### WHAT YOU WILL DO
Report how many lines contain the word "this", with no other text.

### SUPPLIED MATERIAL
┄┄┄┄┄┄┄┄┄┄

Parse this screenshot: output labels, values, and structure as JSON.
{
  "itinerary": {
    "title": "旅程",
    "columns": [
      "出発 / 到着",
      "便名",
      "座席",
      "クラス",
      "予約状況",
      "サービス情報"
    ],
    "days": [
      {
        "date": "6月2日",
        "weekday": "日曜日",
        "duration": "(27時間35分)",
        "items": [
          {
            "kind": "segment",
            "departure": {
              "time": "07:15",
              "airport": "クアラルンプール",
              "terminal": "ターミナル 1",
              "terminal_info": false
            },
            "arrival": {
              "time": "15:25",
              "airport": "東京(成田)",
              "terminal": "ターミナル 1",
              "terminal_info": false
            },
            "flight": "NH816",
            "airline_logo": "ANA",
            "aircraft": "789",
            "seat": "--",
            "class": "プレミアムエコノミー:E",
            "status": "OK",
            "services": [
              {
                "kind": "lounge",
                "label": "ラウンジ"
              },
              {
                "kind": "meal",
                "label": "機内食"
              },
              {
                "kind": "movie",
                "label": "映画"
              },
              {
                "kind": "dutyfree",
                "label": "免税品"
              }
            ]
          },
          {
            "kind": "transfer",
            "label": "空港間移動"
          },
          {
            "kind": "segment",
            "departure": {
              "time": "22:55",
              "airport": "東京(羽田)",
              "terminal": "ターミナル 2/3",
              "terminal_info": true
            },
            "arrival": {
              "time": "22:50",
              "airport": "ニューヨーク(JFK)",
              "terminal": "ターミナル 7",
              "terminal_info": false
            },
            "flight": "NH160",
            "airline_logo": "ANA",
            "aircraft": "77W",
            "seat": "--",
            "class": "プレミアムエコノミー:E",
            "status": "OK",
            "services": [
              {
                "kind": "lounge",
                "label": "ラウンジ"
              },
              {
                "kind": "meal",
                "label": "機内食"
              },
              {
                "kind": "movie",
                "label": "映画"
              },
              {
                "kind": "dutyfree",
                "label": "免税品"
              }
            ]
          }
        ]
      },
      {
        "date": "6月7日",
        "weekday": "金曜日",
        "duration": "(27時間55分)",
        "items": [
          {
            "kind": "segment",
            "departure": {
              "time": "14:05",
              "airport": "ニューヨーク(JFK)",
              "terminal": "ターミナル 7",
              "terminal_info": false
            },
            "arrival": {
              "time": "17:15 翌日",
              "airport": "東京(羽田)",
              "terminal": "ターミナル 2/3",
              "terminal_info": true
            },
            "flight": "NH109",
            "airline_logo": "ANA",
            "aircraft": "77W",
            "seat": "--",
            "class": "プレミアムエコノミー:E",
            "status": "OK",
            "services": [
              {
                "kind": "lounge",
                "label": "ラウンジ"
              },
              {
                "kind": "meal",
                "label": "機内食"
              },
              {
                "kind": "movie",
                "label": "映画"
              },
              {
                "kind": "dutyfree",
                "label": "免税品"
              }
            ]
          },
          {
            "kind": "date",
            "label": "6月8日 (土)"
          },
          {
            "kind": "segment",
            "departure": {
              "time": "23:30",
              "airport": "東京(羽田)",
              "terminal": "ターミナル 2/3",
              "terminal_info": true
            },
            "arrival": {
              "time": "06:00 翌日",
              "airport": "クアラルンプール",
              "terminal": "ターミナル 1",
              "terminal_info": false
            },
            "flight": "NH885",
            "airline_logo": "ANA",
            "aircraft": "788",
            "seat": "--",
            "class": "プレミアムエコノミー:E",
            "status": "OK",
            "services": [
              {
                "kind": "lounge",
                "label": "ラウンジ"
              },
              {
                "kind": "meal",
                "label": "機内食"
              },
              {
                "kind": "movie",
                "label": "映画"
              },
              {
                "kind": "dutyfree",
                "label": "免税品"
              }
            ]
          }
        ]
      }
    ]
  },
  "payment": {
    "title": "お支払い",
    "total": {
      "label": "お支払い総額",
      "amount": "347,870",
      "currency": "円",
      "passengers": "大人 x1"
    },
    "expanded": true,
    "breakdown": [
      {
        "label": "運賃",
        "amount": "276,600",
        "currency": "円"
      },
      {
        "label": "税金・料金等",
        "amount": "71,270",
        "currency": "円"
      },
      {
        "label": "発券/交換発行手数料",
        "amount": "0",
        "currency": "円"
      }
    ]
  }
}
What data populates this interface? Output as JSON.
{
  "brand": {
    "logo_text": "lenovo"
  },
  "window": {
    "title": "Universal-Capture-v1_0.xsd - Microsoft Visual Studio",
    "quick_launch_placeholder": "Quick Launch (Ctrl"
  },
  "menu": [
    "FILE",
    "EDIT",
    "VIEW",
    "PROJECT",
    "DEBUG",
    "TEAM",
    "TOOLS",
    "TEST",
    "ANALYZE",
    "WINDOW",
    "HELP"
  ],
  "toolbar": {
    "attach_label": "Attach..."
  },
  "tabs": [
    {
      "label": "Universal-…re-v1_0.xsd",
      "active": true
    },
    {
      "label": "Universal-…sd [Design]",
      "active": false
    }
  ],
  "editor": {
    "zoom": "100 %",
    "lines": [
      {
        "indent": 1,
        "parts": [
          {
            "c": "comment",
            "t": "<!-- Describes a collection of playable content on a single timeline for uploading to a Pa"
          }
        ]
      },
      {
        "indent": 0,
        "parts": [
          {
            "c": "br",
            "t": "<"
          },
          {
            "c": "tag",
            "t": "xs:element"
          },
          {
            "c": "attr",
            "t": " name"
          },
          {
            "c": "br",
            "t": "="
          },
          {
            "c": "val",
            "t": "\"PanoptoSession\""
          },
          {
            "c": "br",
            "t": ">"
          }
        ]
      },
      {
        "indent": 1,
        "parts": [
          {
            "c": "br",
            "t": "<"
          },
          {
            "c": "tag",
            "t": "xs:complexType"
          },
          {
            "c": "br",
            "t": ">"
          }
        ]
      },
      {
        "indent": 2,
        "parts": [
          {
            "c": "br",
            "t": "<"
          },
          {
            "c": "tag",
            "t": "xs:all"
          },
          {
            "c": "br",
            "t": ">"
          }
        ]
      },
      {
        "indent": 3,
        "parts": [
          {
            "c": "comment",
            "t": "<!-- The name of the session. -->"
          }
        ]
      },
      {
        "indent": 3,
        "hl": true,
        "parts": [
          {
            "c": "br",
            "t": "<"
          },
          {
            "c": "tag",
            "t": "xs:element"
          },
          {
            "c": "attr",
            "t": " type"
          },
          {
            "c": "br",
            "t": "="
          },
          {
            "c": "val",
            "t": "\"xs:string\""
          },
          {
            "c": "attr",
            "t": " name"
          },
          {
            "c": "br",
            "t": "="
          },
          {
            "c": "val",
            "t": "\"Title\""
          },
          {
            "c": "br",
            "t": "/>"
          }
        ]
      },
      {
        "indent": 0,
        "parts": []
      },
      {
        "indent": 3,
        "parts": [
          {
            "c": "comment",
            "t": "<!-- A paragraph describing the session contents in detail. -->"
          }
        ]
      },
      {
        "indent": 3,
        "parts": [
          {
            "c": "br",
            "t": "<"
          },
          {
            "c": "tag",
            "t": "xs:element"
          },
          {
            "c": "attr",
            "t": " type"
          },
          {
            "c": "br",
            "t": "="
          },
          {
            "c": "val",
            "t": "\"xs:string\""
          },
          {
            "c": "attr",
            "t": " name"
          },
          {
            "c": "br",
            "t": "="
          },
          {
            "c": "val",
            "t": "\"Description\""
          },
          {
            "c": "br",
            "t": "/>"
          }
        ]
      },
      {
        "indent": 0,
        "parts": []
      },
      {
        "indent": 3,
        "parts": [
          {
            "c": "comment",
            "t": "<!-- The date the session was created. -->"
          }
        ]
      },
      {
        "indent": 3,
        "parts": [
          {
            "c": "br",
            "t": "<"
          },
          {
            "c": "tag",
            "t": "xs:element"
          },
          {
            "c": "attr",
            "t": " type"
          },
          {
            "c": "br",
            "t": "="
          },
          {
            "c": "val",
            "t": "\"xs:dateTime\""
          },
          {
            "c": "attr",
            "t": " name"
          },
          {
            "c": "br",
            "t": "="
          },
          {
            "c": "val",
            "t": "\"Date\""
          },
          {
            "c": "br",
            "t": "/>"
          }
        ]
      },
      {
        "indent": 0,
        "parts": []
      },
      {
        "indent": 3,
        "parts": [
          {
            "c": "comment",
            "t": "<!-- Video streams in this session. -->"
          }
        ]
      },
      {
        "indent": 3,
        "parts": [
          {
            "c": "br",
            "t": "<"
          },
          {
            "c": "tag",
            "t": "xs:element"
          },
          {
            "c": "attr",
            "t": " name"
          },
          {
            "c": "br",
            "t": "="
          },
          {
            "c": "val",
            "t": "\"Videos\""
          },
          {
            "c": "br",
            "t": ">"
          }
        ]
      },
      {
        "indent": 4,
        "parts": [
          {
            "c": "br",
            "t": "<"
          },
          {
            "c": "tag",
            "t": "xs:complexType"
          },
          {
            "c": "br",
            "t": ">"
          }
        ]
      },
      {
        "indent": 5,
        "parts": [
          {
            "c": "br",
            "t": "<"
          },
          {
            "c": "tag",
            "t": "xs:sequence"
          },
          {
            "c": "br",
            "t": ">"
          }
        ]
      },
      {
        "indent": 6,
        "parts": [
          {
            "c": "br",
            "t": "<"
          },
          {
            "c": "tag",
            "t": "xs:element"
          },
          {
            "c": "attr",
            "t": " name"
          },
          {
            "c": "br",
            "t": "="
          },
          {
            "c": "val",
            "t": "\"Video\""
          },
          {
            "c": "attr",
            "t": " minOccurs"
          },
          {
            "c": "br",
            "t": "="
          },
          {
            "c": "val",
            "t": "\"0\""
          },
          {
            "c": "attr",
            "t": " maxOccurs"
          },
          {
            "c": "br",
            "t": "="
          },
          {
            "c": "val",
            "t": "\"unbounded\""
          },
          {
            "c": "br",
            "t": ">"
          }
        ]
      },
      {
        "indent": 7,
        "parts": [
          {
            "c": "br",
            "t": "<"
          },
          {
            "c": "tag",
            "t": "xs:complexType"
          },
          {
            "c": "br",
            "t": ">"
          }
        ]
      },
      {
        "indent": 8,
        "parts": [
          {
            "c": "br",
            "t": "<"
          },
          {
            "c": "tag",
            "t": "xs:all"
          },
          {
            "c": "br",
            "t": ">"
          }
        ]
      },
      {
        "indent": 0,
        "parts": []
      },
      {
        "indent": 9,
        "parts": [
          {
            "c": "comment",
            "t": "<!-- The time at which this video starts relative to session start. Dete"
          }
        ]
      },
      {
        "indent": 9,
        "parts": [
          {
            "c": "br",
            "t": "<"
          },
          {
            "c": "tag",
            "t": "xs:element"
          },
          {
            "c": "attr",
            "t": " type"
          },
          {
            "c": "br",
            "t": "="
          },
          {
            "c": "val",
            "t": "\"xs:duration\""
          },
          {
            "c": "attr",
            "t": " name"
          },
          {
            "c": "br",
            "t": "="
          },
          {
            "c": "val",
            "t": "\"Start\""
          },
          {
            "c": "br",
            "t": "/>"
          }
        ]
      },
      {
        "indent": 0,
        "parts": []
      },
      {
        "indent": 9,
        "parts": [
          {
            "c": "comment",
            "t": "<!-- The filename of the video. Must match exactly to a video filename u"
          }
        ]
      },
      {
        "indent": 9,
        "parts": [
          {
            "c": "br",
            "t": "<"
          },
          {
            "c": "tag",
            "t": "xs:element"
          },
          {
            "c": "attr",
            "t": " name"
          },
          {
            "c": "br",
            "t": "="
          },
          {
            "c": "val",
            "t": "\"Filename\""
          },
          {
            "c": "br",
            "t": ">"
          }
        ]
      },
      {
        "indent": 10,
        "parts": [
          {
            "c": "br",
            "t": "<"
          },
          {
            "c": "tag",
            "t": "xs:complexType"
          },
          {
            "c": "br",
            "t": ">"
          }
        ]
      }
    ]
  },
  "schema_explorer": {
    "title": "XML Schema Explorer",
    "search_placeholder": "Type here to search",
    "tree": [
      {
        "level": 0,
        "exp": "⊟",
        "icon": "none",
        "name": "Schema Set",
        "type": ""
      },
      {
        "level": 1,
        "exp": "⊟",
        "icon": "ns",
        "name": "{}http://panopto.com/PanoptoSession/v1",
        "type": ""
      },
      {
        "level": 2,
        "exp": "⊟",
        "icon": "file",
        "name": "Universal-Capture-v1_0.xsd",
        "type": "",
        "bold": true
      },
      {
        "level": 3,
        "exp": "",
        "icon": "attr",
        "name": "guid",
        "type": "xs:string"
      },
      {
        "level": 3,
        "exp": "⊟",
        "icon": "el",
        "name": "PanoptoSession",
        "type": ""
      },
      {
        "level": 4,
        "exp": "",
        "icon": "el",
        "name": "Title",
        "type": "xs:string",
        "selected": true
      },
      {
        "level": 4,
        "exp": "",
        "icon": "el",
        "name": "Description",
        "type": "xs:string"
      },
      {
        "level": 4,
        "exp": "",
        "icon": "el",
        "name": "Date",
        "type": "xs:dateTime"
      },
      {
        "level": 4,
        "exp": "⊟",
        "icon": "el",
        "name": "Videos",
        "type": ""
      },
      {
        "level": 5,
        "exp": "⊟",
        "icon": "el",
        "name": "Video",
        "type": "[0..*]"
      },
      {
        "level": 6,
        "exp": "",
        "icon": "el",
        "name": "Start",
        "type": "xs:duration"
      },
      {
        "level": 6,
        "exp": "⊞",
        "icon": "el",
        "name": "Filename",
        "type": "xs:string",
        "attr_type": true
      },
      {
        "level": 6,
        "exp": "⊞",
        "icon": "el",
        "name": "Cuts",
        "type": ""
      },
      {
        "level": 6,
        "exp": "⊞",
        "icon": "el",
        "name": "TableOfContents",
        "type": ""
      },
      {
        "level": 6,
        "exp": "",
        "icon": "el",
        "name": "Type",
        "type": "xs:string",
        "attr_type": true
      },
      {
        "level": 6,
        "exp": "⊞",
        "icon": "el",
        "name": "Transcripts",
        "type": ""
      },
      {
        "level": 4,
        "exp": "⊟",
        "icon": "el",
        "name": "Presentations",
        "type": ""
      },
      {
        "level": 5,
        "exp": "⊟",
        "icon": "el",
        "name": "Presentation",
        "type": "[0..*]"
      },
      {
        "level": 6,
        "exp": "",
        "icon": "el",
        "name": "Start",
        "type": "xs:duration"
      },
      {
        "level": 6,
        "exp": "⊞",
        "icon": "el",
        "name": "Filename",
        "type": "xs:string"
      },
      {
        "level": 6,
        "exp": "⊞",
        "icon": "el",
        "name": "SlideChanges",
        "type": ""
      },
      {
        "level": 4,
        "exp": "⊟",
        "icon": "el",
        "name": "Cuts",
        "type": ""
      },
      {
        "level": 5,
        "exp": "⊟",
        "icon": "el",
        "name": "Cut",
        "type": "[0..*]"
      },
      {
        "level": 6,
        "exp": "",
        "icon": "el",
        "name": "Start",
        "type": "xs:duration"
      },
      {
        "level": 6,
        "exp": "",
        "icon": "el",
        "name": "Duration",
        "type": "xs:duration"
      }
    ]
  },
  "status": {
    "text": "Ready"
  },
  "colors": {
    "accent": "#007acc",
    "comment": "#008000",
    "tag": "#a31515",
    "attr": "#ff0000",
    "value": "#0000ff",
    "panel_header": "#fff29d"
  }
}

┄┄┄┄┄┄┄┄┄┄

### EXPECTED ANSWER
4